** START Entries supplied **

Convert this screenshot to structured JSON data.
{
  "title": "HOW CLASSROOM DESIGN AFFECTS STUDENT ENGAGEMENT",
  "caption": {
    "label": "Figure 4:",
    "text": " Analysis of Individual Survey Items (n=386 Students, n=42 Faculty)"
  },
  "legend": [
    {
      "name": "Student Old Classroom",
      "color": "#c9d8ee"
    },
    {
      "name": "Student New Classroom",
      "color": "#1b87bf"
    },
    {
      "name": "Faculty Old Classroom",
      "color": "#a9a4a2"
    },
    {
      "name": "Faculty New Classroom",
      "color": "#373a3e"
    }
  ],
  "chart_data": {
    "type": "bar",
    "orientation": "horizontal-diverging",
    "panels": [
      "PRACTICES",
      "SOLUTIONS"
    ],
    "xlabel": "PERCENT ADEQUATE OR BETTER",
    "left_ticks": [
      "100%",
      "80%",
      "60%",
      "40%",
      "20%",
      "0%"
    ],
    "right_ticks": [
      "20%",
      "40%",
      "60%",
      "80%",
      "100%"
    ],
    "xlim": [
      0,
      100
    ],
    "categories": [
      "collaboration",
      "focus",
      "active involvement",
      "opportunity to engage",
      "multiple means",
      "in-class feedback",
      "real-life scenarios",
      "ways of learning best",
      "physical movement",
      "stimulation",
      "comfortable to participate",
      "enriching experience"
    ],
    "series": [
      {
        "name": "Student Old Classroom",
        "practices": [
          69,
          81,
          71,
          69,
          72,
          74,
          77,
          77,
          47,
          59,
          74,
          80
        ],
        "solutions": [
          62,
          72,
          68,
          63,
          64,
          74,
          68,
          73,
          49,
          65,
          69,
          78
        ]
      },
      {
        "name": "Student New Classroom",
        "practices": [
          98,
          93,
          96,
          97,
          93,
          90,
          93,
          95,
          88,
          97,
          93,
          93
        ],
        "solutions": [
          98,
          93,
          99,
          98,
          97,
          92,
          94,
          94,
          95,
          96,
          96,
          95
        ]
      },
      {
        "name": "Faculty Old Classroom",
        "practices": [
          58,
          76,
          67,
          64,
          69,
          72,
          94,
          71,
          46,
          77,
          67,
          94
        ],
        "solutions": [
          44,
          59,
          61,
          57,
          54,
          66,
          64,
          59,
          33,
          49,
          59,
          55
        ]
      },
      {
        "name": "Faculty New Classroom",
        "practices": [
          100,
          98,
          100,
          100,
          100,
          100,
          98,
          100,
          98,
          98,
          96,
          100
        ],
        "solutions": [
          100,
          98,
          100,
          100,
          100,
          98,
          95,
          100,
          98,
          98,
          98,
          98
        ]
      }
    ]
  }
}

** END Entries supplied **
** START Entries supplied **

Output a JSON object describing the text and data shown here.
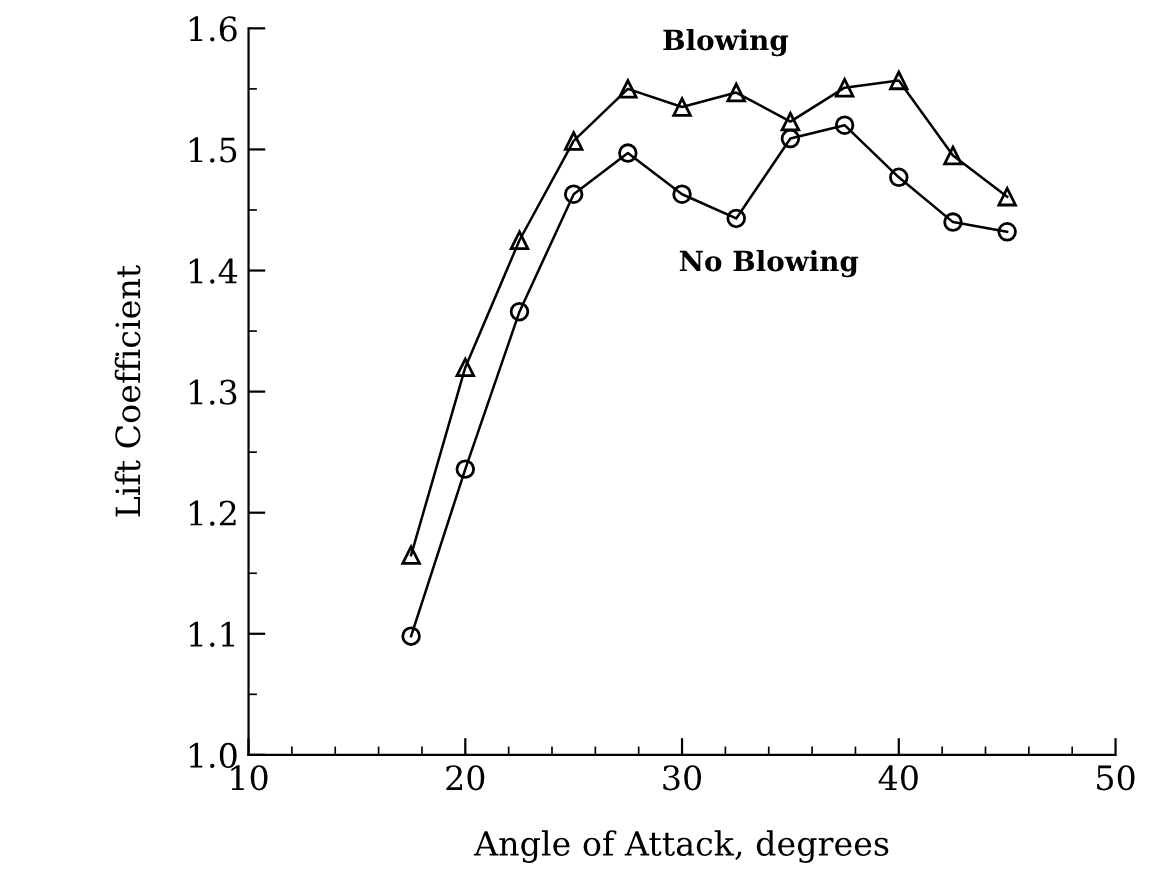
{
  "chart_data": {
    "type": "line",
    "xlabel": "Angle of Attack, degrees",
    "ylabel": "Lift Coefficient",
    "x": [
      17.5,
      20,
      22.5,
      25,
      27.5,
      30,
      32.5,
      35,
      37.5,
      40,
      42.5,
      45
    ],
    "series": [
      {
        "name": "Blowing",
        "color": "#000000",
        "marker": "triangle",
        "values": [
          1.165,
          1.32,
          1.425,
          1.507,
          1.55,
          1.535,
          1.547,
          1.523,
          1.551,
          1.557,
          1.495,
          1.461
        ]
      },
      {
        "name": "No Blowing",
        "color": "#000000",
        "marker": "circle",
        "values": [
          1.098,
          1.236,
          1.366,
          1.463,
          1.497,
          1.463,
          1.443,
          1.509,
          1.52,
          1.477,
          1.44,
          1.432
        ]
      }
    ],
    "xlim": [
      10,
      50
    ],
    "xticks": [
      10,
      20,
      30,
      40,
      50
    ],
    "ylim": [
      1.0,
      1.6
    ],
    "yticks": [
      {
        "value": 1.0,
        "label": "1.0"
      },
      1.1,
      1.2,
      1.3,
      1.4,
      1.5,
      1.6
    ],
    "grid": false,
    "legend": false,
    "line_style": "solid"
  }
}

** END Entries supplied **

State the number of lines in this listing that contain the string "name", and add nothing else.

10